▸ Goal
Retype each line exactly. Skip images.

▸ Input data

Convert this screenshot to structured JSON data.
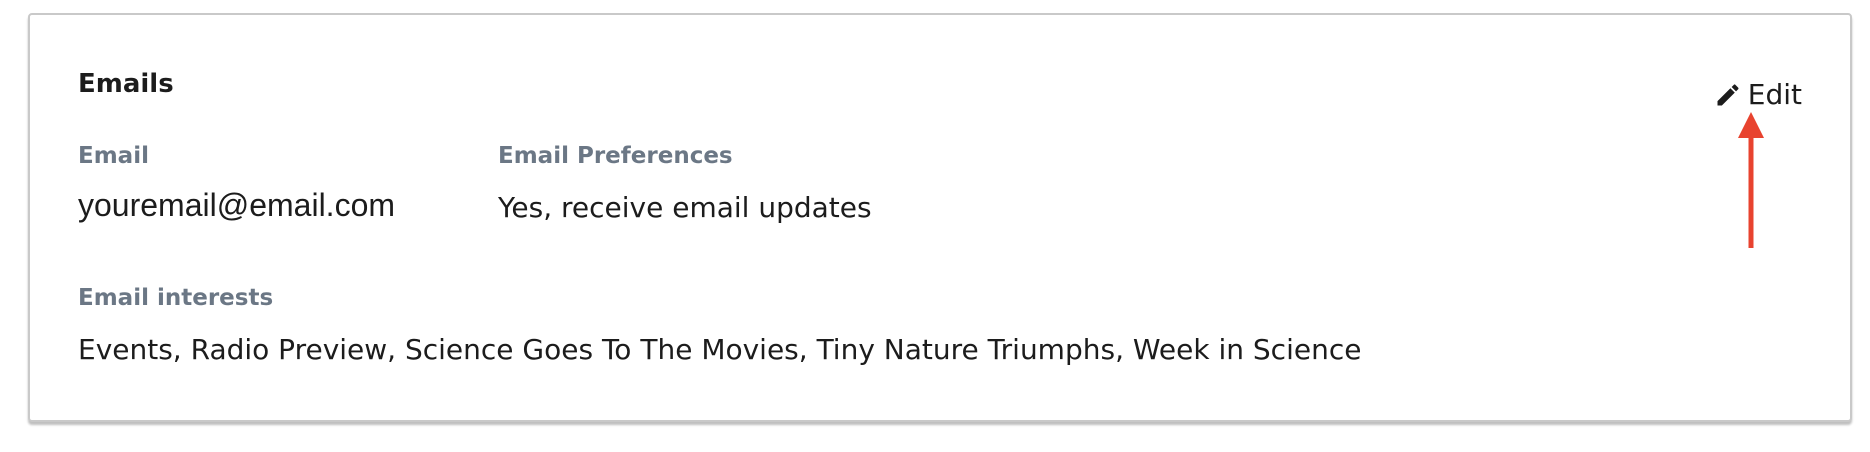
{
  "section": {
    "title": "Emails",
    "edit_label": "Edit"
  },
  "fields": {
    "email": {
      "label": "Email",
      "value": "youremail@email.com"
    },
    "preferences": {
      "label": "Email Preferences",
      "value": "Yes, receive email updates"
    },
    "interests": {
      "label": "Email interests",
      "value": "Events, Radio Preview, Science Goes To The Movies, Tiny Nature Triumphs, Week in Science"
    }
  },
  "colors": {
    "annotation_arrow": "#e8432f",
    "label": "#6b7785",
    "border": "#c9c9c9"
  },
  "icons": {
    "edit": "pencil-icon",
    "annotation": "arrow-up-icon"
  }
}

▸ Solution to the exercise
Convert this screenshot to structured JSON data.
{
  "section": {
    "title": "Emails",
    "edit_label": "Edit"
  },
  "fields": {
    "email": {
      "label": "Email",
      "value": "youremail@email.com"
    },
    "preferences": {
      "label": "Email Preferences",
      "value": "Yes, receive email updates"
    },
    "interests": {
      "label": "Email interests",
      "value": "Events, Radio Preview, Science Goes To The Movies, Tiny Nature Triumphs, Week in Science"
    }
  },
  "colors": {
    "annotation_arrow": "#e8432f",
    "label": "#6b7785",
    "border": "#c9c9c9"
  },
  "icons": {
    "edit": "pencil-icon",
    "annotation": "arrow-up-icon"
  }
}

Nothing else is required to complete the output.